◆ WORK INSTRUCTION ◆
Where a line in the records holds "aider", count it once; return only the final number.

◆ THE RECORDS ◆
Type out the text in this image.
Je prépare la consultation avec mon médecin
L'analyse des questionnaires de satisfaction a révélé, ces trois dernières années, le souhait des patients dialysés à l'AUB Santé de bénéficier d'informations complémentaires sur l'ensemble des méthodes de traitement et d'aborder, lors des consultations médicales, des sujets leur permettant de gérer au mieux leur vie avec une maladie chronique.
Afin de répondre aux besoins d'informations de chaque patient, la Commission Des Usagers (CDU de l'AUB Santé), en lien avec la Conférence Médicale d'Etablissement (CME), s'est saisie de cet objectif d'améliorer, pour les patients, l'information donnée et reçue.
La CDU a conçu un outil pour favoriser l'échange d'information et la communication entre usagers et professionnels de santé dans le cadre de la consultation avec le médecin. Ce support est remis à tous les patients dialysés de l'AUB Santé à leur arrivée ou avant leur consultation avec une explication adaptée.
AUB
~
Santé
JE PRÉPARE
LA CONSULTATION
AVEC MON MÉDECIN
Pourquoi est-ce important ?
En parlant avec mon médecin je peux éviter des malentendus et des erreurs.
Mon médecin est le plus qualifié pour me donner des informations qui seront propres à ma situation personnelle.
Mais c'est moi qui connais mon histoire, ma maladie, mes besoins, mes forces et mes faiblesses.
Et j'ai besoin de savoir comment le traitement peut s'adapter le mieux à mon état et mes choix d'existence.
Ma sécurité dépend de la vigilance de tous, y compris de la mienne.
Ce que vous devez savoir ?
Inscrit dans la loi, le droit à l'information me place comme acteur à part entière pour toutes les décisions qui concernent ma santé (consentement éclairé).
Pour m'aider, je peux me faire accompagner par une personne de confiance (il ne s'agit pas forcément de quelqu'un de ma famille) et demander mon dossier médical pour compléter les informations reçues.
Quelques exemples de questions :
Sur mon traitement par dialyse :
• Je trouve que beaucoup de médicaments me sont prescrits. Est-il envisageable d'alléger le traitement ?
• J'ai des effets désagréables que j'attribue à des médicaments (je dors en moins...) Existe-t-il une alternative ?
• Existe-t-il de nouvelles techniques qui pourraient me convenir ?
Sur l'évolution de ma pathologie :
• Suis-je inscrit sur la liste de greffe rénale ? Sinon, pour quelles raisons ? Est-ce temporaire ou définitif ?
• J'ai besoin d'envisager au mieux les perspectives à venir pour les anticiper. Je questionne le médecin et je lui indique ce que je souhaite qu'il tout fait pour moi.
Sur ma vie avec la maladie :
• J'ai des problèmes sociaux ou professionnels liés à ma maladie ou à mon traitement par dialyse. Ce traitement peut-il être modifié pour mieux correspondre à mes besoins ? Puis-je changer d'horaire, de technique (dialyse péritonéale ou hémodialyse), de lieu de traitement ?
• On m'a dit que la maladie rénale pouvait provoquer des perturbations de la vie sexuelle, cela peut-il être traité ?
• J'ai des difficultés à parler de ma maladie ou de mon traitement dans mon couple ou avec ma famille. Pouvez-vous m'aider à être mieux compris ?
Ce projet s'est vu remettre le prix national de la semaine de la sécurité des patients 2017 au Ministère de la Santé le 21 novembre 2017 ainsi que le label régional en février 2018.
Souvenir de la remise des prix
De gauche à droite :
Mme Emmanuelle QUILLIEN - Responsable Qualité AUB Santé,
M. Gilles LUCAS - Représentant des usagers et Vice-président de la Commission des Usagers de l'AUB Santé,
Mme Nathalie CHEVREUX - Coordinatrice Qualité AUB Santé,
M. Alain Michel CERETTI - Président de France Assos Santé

◆ EXERCISE OUTPUT ◆
2